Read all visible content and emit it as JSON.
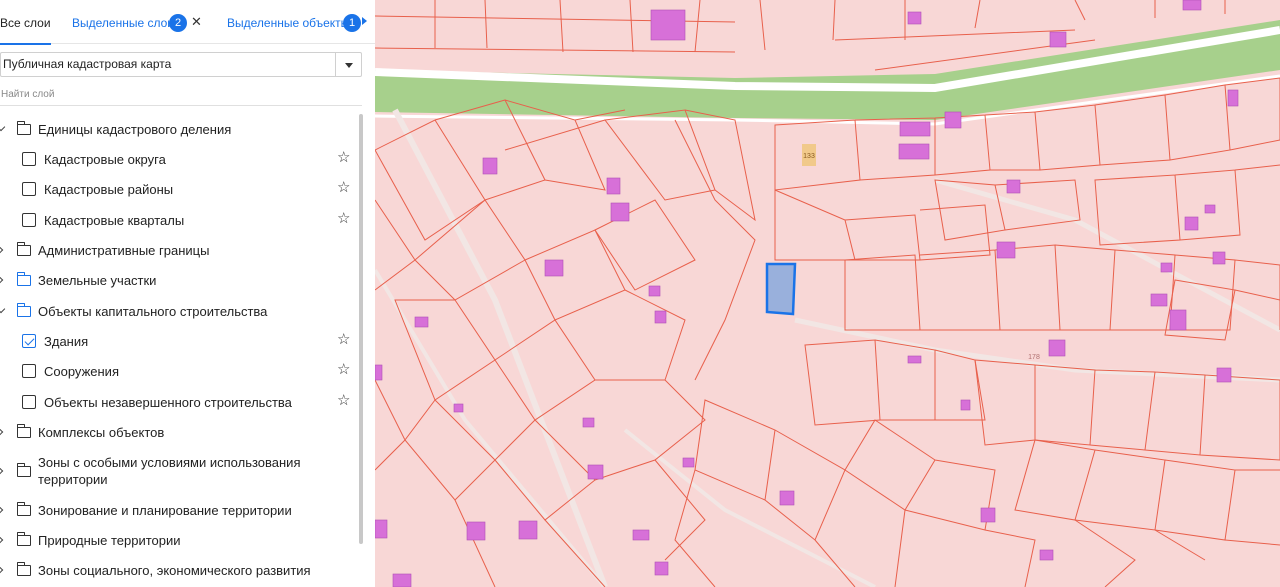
{
  "tabs": {
    "all_layers": "Все слои",
    "selected_layers": "Выделенные слои",
    "selected_layers_count": "2",
    "selected_objects": "Выделенные объекты",
    "selected_objects_count": "1"
  },
  "basemap_select": {
    "value": "Публичная кадастровая карта"
  },
  "layer_search": {
    "placeholder": "Найти слой"
  },
  "layers": [
    {
      "label": "Единицы кадастрового деления"
    },
    {
      "label": "Кадастровые округа"
    },
    {
      "label": "Кадастровые районы"
    },
    {
      "label": "Кадастровые кварталы"
    },
    {
      "label": "Административные границы"
    },
    {
      "label": "Земельные участки"
    },
    {
      "label": "Объекты капитального строительства"
    },
    {
      "label": "Здания"
    },
    {
      "label": "Сооружения"
    },
    {
      "label": "Объекты незавершенного строительства"
    },
    {
      "label": "Комплексы объектов"
    },
    {
      "label": "Зоны с особыми условиями использования территории"
    },
    {
      "label": "Зонирование и планирование территории"
    },
    {
      "label": "Природные территории"
    },
    {
      "label": "Зоны социального, экономического развития"
    }
  ],
  "map": {
    "labels": {
      "plot_133": "133",
      "plot_178": "178"
    },
    "colors": {
      "parcel_fill": "#f8d7d6",
      "parcel_line": "#e8604c",
      "building": "#d770d8",
      "greenbelt": "#a7d08c",
      "road": "#ffffff",
      "selected": "#4a90e2",
      "plot_highlight": "#f1c98a"
    }
  }
}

----

Write every entry out again exactly, dropping the pictures.

• **Result**:
Read all visible content and emit it as JSON.
{
  "tabs": {
    "all_layers": "Все слои",
    "selected_layers": "Выделенные слои",
    "selected_layers_count": "2",
    "selected_objects": "Выделенные объекты",
    "selected_objects_count": "1"
  },
  "basemap_select": {
    "value": "Публичная кадастровая карта"
  },
  "layer_search": {
    "placeholder": "Найти слой"
  },
  "layers": [
    {
      "label": "Единицы кадастрового деления"
    },
    {
      "label": "Кадастровые округа"
    },
    {
      "label": "Кадастровые районы"
    },
    {
      "label": "Кадастровые кварталы"
    },
    {
      "label": "Административные границы"
    },
    {
      "label": "Земельные участки"
    },
    {
      "label": "Объекты капитального строительства"
    },
    {
      "label": "Здания"
    },
    {
      "label": "Сооружения"
    },
    {
      "label": "Объекты незавершенного строительства"
    },
    {
      "label": "Комплексы объектов"
    },
    {
      "label": "Зоны с особыми условиями использования территории"
    },
    {
      "label": "Зонирование и планирование территории"
    },
    {
      "label": "Природные территории"
    },
    {
      "label": "Зоны социального, экономического развития"
    }
  ],
  "map": {
    "labels": {
      "plot_133": "133",
      "plot_178": "178"
    },
    "colors": {
      "parcel_fill": "#f8d7d6",
      "parcel_line": "#e8604c",
      "building": "#d770d8",
      "greenbelt": "#a7d08c",
      "road": "#ffffff",
      "selected": "#4a90e2",
      "plot_highlight": "#f1c98a"
    }
  }
}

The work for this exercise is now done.